● **Task inputs**:
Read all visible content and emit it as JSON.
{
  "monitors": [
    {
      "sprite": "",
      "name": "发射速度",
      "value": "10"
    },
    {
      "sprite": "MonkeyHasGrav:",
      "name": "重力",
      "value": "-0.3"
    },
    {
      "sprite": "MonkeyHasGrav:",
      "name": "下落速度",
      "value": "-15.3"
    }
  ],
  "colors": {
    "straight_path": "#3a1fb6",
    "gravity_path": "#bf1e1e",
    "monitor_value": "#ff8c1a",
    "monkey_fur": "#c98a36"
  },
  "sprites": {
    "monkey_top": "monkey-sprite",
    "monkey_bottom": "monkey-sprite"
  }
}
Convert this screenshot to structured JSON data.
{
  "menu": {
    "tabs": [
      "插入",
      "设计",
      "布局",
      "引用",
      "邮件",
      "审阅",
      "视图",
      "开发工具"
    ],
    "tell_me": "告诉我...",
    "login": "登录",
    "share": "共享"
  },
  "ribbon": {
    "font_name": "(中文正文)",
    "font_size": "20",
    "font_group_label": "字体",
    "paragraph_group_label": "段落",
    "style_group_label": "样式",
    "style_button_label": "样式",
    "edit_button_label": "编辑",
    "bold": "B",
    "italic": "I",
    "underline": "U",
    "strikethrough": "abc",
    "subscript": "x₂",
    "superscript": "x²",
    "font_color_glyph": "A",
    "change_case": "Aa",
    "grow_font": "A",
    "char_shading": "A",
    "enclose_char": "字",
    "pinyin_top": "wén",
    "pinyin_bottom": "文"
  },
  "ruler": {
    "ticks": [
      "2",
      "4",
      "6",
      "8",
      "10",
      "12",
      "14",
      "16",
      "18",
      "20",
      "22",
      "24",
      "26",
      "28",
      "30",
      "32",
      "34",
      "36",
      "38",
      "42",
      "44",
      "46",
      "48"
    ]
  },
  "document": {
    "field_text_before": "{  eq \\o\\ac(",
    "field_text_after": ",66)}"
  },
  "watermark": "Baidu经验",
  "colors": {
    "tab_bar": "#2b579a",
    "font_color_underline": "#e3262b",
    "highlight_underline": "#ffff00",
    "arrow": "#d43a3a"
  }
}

● **Short task**:
Repeat the material above in full, exactly as it stands.

● **Expected answer**:
Read all visible content and emit it as JSON.
{
  "monitors": [
    {
      "sprite": "",
      "name": "发射速度",
      "value": "10"
    },
    {
      "sprite": "MonkeyHasGrav:",
      "name": "重力",
      "value": "-0.3"
    },
    {
      "sprite": "MonkeyHasGrav:",
      "name": "下落速度",
      "value": "-15.3"
    }
  ],
  "colors": {
    "straight_path": "#3a1fb6",
    "gravity_path": "#bf1e1e",
    "monitor_value": "#ff8c1a",
    "monkey_fur": "#c98a36"
  },
  "sprites": {
    "monkey_top": "monkey-sprite",
    "monkey_bottom": "monkey-sprite"
  }
}
Convert this screenshot to structured JSON data.
{
  "menu": {
    "tabs": [
      "插入",
      "设计",
      "布局",
      "引用",
      "邮件",
      "审阅",
      "视图",
      "开发工具"
    ],
    "tell_me": "告诉我...",
    "login": "登录",
    "share": "共享"
  },
  "ribbon": {
    "font_name": "(中文正文)",
    "font_size": "20",
    "font_group_label": "字体",
    "paragraph_group_label": "段落",
    "style_group_label": "样式",
    "style_button_label": "样式",
    "edit_button_label": "编辑",
    "bold": "B",
    "italic": "I",
    "underline": "U",
    "strikethrough": "abc",
    "subscript": "x₂",
    "superscript": "x²",
    "font_color_glyph": "A",
    "change_case": "Aa",
    "grow_font": "A",
    "char_shading": "A",
    "enclose_char": "字",
    "pinyin_top": "wén",
    "pinyin_bottom": "文"
  },
  "ruler": {
    "ticks": [
      "2",
      "4",
      "6",
      "8",
      "10",
      "12",
      "14",
      "16",
      "18",
      "20",
      "22",
      "24",
      "26",
      "28",
      "30",
      "32",
      "34",
      "36",
      "38",
      "42",
      "44",
      "46",
      "48"
    ]
  },
  "document": {
    "field_text_before": "{  eq \\o\\ac(",
    "field_text_after": ",66)}"
  },
  "watermark": "Baidu经验",
  "colors": {
    "tab_bar": "#2b579a",
    "font_color_underline": "#e3262b",
    "highlight_underline": "#ffff00",
    "arrow": "#d43a3a"
  }
}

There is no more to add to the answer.